### Given exercise
Write out every entry exactly as given, but omit the pictures.

### Records provided
+ + + + + + +

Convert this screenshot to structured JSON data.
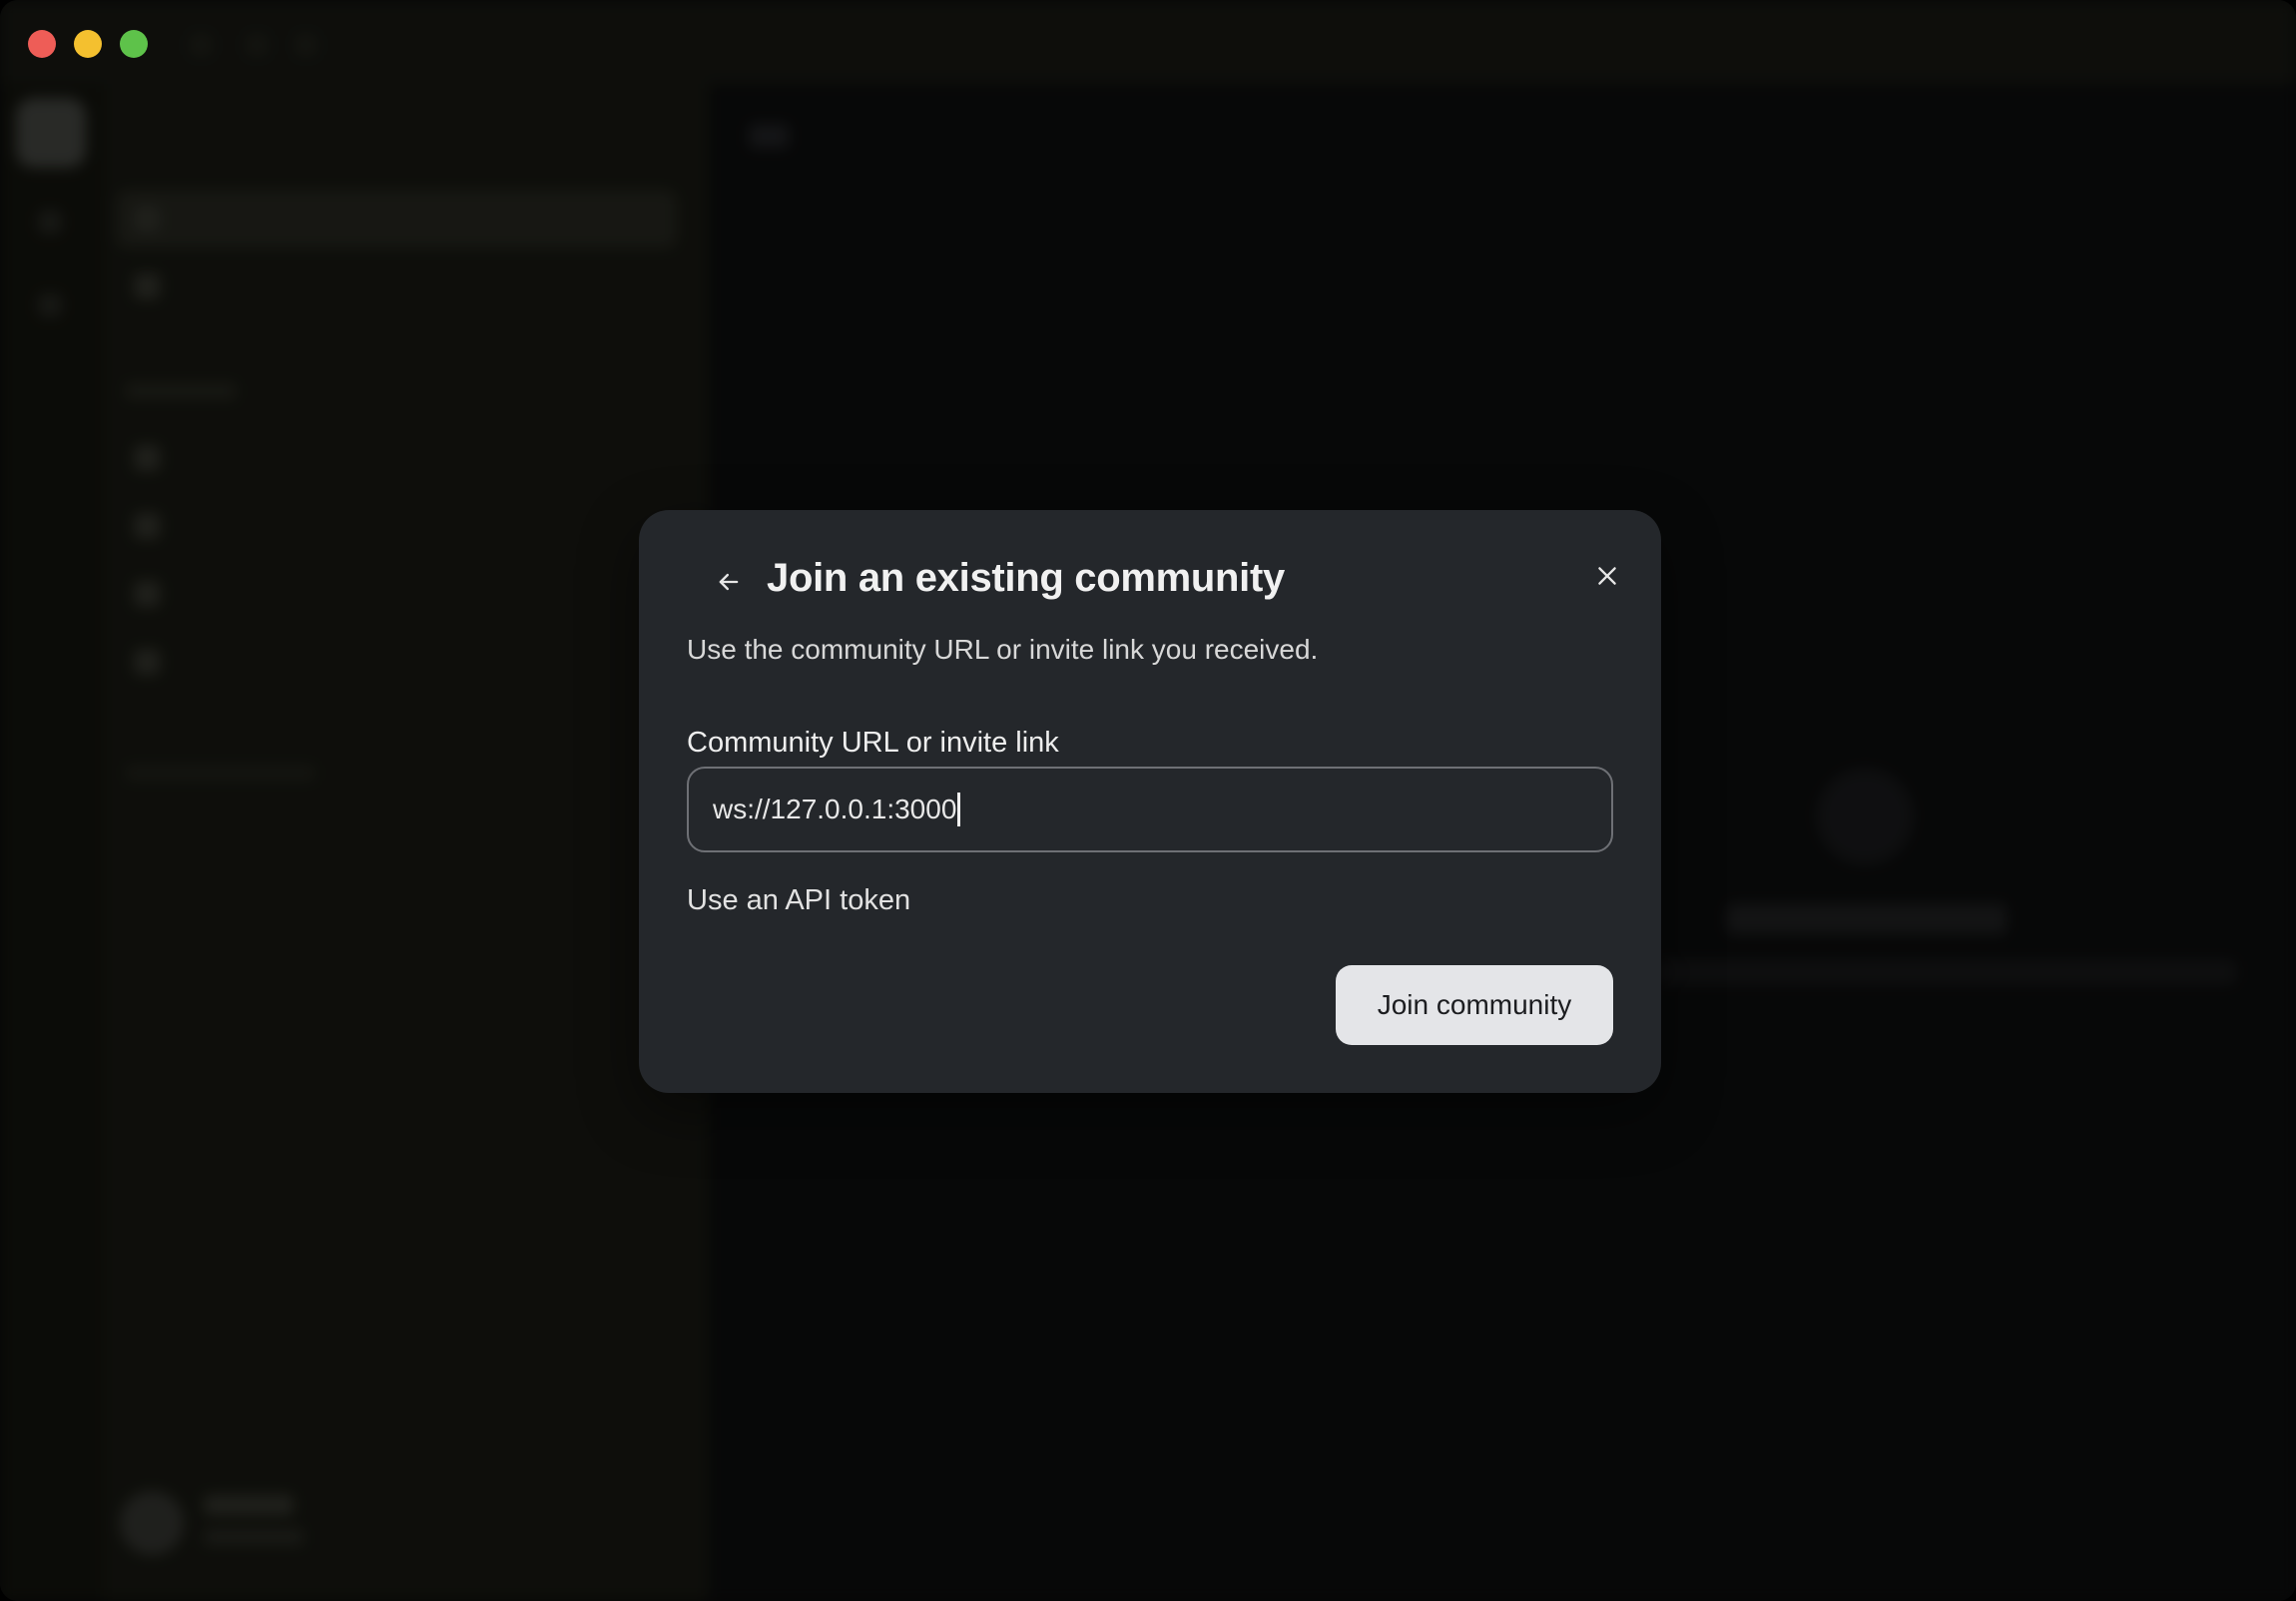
{
  "dialog": {
    "title": "Join an existing community",
    "subtitle": "Use the community URL or invite link you received.",
    "field_label": "Community URL or invite link",
    "field_value": "ws://127.0.0.1:3000",
    "token_link": "Use an API token",
    "join_button": "Join community"
  },
  "icons": {
    "back": "arrow-left-icon",
    "close": "close-icon"
  },
  "colors": {
    "dialog_bg": "#24272b",
    "primary_button_bg": "#e4e5e8",
    "close_red": "#ee5d57",
    "minimize_yellow": "#f4c02f",
    "zoom_green": "#5ec24a"
  }
}
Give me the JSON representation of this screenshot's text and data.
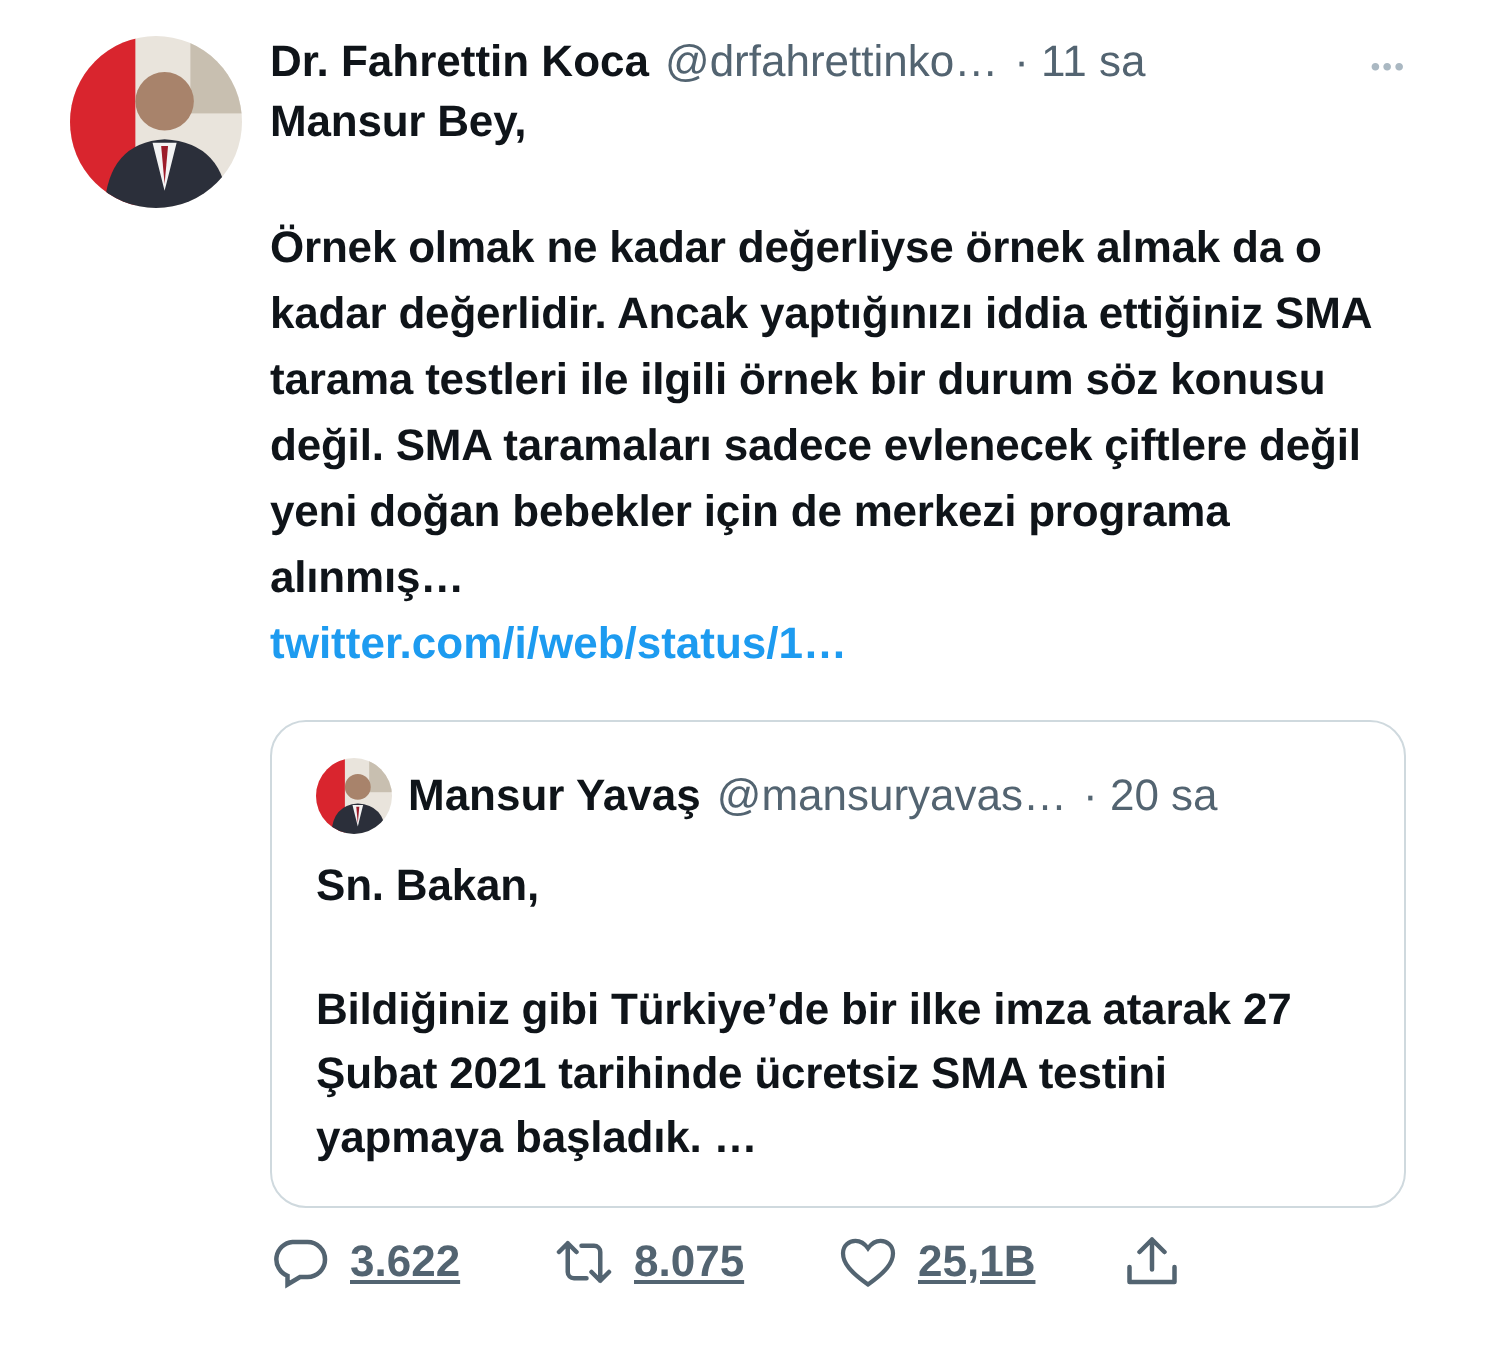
{
  "tweet": {
    "author_name": "Dr. Fahrettin Koca",
    "handle": "@drfahrettinko…",
    "time": "· 11 sa",
    "more": "•••",
    "paragraphs": [
      "Mansur Bey,",
      "Örnek olmak ne kadar değerliyse örnek almak da o kadar değerlidir. Ancak yaptığınızı iddia ettiğiniz SMA tarama testleri ile ilgili örnek bir durum söz konusu değil. SMA taramaları sadece evlenecek çiftlere değil yeni doğan bebekler için de merkezi programa alınmış…"
    ],
    "link": "twitter.com/i/web/status/1…",
    "quoted": {
      "author_name": "Mansur Yavaş",
      "handle": "@mansuryavas…",
      "time": "· 20 sa",
      "paragraphs": [
        "Sn. Bakan,",
        "Bildiğiniz gibi Türkiye’de bir ilke imza atarak 27 Şubat 2021 tarihinde ücretsiz SMA testini yapmaya başladık. …"
      ]
    },
    "actions": [
      {
        "kind": "reply",
        "count": "3.622"
      },
      {
        "kind": "retweet",
        "count": "8.075"
      },
      {
        "kind": "like",
        "count": "25,1B"
      },
      {
        "kind": "share"
      }
    ]
  }
}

+ + + + + + +

### Problem solution
Convert this screenshot to structured JSON data.
{
  "dialog": {
    "title": "Join an existing community",
    "subtitle": "Use the community URL or invite link you received.",
    "field_label": "Community URL or invite link",
    "field_value": "ws://127.0.0.1:3000",
    "token_link": "Use an API token",
    "join_button": "Join community"
  },
  "icons": {
    "back": "arrow-left-icon",
    "close": "close-icon"
  },
  "colors": {
    "dialog_bg": "#24272b",
    "primary_button_bg": "#e4e5e8",
    "close_red": "#ee5d57",
    "minimize_yellow": "#f4c02f",
    "zoom_green": "#5ec24a"
  }
}
Give me the JSON representation of this screenshot's text and data.
{
  "tweet": {
    "author_name": "Dr. Fahrettin Koca",
    "handle": "@drfahrettinko…",
    "time": "· 11 sa",
    "more": "•••",
    "paragraphs": [
      "Mansur Bey,",
      "Örnek olmak ne kadar değerliyse örnek almak da o kadar değerlidir. Ancak yaptığınızı iddia ettiğiniz SMA tarama testleri ile ilgili örnek bir durum söz konusu değil. SMA taramaları sadece evlenecek çiftlere değil yeni doğan bebekler için de merkezi programa alınmış…"
    ],
    "link": "twitter.com/i/web/status/1…",
    "quoted": {
      "author_name": "Mansur Yavaş",
      "handle": "@mansuryavas…",
      "time": "· 20 sa",
      "paragraphs": [
        "Sn. Bakan,",
        "Bildiğiniz gibi Türkiye’de bir ilke imza atarak 27 Şubat 2021 tarihinde ücretsiz SMA testini yapmaya başladık. …"
      ]
    },
    "actions": [
      {
        "kind": "reply",
        "count": "3.622"
      },
      {
        "kind": "retweet",
        "count": "8.075"
      },
      {
        "kind": "like",
        "count": "25,1B"
      },
      {
        "kind": "share"
      }
    ]
  }
}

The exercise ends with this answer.